[Set task]
Output each entry below as it stands, leaving out every picture.

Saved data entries
++++

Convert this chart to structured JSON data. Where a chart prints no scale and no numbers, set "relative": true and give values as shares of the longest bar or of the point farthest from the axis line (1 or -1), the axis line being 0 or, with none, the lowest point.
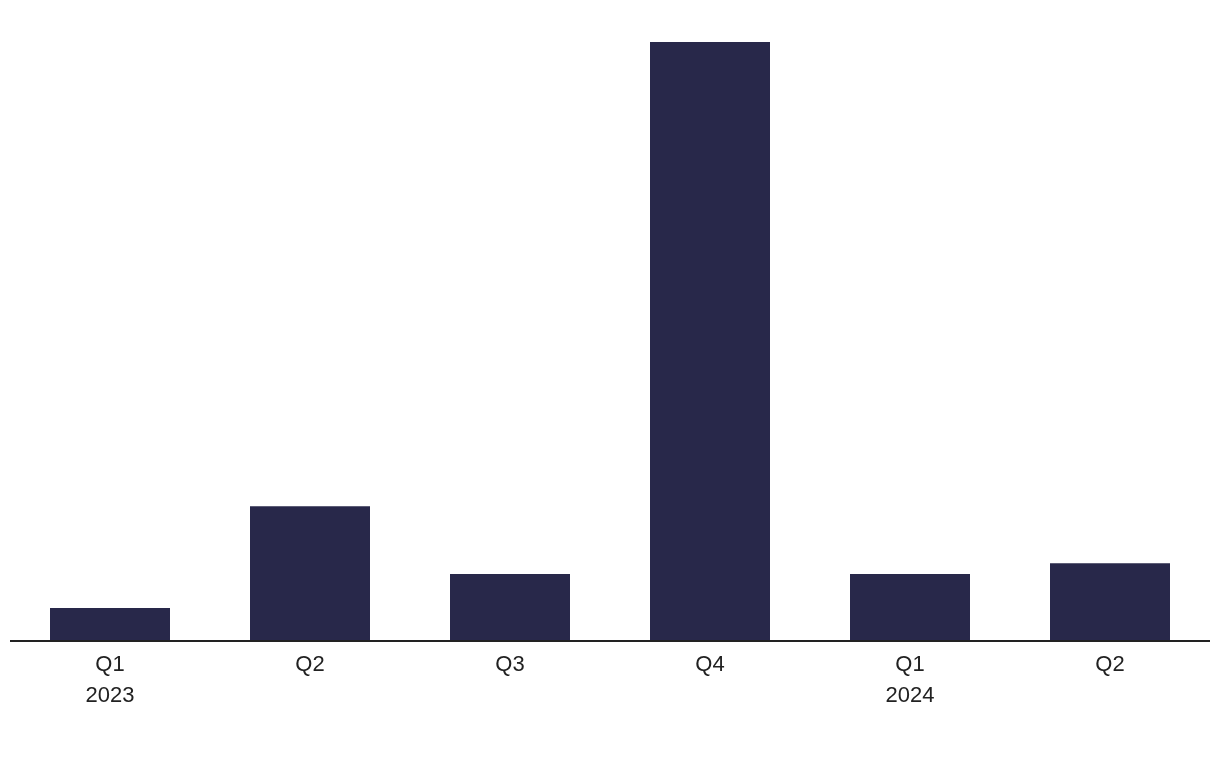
{
  "chart_data": {
    "type": "bar",
    "relative": true,
    "categories": [
      "Q1\n2023",
      "Q2",
      "Q3",
      "Q4",
      "Q1\n2024",
      "Q2"
    ],
    "values": [
      0.055,
      0.225,
      0.112,
      1,
      0.112,
      0.13
    ],
    "color": "#28284a",
    "grid": false,
    "legend": false
  }
}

++++

[Expected answer]
Convert this chart to structured JSON data. Where a chart prints no scale and no numbers, set "relative": true and give values as shares of the longest bar or of the point farthest from the axis line (1 or -1), the axis line being 0 or, with none, the lowest point.
{
  "chart_data": {
    "type": "bar",
    "relative": true,
    "categories": [
      "Q1\n2023",
      "Q2",
      "Q3",
      "Q4",
      "Q1\n2024",
      "Q2"
    ],
    "values": [
      0.055,
      0.225,
      0.112,
      1,
      0.112,
      0.13
    ],
    "color": "#28284a",
    "grid": false,
    "legend": false
  }
}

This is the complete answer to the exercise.